DIRECTION. Every line that holds "consectetur" should be shown.

[Raw records]
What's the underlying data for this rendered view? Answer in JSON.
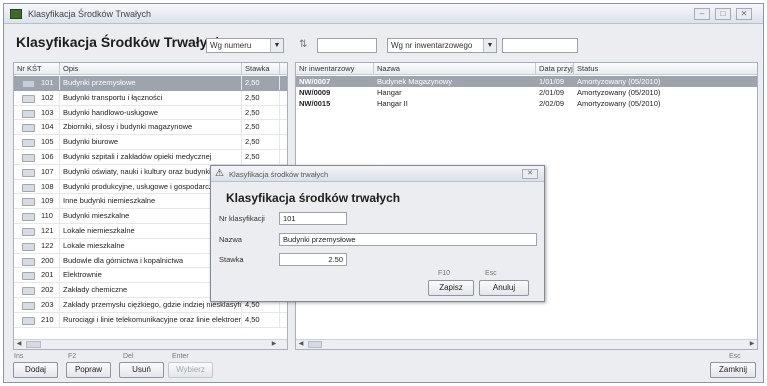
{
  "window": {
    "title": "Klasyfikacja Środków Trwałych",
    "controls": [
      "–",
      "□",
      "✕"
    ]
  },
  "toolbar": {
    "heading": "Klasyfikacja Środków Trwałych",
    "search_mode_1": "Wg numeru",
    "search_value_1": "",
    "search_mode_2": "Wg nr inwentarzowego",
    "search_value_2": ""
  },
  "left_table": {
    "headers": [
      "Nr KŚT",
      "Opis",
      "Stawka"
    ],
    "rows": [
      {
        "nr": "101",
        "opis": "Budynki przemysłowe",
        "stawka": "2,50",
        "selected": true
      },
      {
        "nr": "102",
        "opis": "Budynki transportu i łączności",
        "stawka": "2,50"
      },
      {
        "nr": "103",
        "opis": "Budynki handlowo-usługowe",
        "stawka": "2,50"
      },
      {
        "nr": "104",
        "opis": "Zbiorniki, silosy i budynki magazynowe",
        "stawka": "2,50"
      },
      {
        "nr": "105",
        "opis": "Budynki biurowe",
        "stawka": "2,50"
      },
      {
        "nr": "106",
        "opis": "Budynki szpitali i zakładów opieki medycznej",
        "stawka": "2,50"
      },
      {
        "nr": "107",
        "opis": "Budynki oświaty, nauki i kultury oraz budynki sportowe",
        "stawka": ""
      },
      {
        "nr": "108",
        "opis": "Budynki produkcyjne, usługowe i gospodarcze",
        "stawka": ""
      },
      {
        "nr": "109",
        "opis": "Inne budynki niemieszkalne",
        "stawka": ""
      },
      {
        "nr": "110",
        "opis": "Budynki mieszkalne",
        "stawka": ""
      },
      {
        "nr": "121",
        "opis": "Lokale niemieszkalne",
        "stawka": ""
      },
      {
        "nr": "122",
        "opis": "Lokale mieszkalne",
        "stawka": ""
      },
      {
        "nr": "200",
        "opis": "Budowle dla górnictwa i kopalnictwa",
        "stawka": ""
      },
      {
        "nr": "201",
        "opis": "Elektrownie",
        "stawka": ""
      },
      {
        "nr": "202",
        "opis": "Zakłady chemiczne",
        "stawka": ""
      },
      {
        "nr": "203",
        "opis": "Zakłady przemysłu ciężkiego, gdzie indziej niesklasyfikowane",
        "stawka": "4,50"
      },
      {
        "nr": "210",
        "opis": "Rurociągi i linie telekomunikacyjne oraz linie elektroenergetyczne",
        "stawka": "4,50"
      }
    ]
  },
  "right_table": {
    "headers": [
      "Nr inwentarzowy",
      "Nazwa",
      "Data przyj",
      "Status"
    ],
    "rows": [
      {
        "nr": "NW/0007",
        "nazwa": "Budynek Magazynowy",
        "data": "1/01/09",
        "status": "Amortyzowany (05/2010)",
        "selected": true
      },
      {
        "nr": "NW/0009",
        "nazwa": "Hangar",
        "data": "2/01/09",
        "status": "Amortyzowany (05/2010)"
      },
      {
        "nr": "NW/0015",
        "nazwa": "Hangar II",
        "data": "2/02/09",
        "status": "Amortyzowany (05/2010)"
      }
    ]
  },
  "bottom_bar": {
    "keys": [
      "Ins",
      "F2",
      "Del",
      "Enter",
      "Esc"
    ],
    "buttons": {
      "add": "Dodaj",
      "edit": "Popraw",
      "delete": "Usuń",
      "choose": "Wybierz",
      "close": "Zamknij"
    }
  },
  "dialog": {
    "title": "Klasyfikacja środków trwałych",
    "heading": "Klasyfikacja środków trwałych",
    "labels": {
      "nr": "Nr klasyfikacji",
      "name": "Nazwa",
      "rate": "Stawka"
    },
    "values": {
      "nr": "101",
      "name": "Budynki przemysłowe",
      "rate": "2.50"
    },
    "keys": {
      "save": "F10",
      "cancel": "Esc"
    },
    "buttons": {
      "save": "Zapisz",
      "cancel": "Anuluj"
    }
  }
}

* * *

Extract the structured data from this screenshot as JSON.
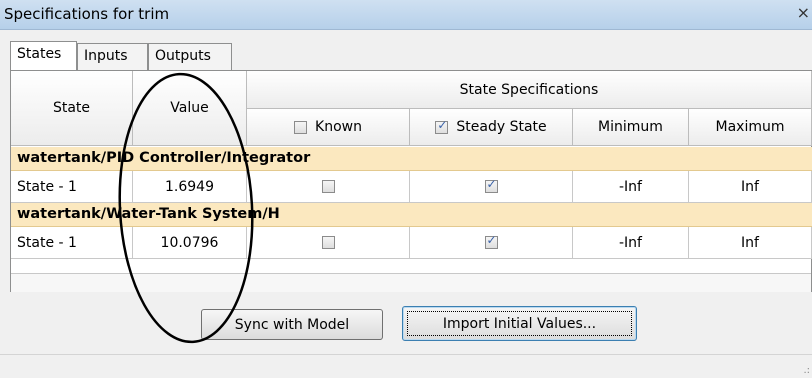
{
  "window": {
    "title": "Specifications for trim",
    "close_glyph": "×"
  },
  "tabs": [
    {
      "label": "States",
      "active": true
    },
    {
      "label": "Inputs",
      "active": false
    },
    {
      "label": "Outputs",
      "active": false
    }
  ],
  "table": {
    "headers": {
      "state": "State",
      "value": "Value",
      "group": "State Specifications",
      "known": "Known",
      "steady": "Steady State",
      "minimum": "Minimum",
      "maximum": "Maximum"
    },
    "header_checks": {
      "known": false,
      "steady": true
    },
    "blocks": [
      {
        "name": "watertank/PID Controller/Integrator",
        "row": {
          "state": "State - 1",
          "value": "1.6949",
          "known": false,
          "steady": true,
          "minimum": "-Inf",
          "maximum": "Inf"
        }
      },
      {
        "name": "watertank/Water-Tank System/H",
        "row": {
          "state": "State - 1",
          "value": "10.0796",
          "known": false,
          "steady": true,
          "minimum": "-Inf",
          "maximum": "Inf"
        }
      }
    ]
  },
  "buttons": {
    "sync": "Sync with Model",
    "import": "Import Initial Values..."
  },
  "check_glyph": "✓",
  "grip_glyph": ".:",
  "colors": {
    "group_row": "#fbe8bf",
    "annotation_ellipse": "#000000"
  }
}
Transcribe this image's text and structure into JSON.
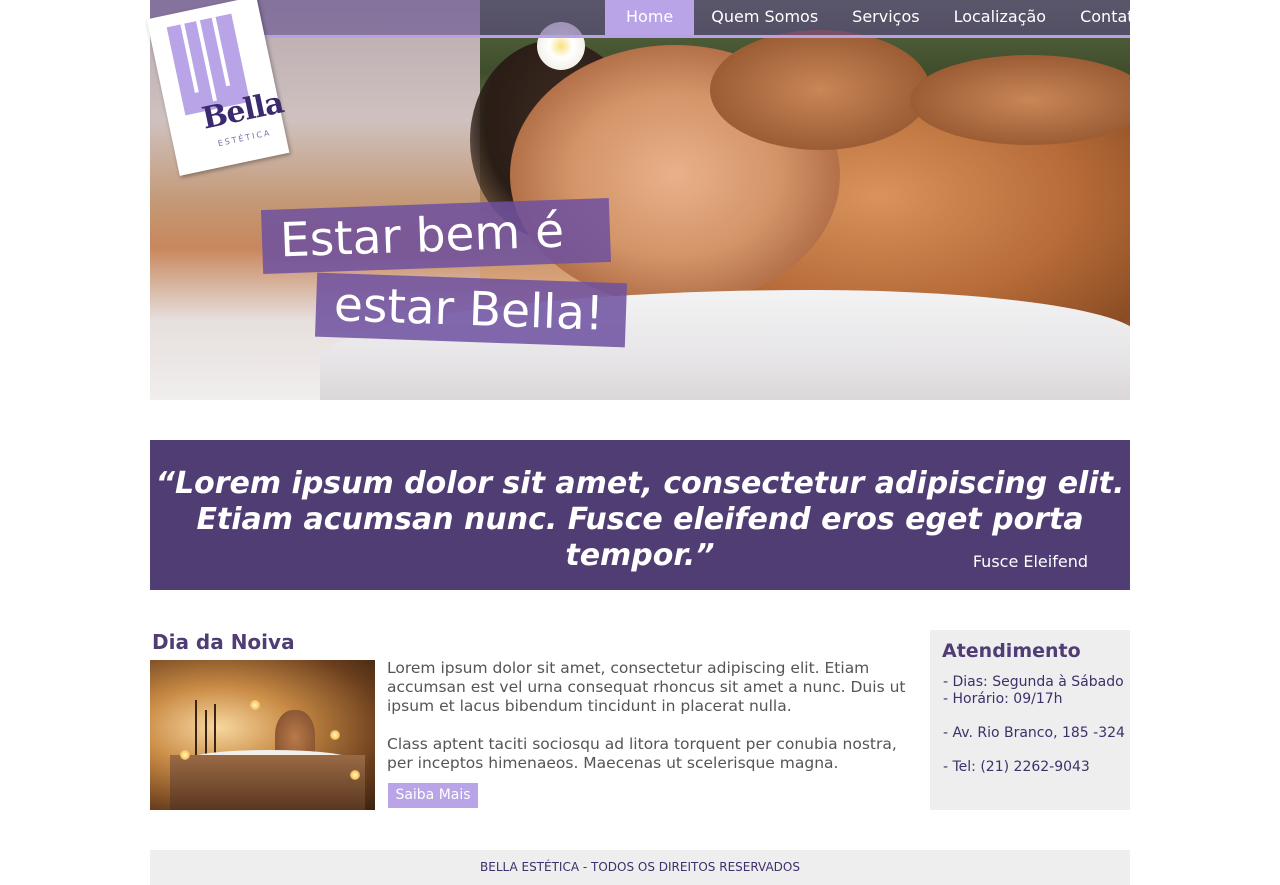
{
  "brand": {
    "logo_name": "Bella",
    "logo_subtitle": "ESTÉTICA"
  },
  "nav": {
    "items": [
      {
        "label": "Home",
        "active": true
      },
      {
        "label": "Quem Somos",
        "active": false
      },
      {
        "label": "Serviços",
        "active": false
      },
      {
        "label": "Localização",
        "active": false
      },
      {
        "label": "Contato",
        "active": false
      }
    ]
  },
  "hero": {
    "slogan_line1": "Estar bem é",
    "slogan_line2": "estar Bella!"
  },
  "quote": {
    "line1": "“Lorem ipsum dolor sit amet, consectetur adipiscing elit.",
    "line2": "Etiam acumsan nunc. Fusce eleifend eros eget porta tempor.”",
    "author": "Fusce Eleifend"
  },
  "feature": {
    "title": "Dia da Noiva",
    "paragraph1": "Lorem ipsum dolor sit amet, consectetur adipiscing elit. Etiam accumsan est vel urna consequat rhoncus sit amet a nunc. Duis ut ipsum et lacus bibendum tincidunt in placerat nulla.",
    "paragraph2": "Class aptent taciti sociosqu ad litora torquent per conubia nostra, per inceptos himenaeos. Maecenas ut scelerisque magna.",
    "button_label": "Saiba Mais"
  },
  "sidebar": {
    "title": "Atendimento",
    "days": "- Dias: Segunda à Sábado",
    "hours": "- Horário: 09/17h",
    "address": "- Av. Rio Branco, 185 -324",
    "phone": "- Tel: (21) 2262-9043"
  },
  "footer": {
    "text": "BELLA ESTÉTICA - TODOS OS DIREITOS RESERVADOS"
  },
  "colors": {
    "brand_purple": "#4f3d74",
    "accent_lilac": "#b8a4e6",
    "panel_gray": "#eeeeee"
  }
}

RESPONSE BELOW.
    "line1": "“Lorem ipsum dolor sit amet, consectetur adipiscing elit.",
    "paragraph1": "Lorem ipsum dolor sit amet, consectetur adipiscing elit. Etiam accumsan est vel urna consequat rhoncus sit amet a nunc. Duis ut ipsum et lacus bibendum tincidunt in placerat nulla.",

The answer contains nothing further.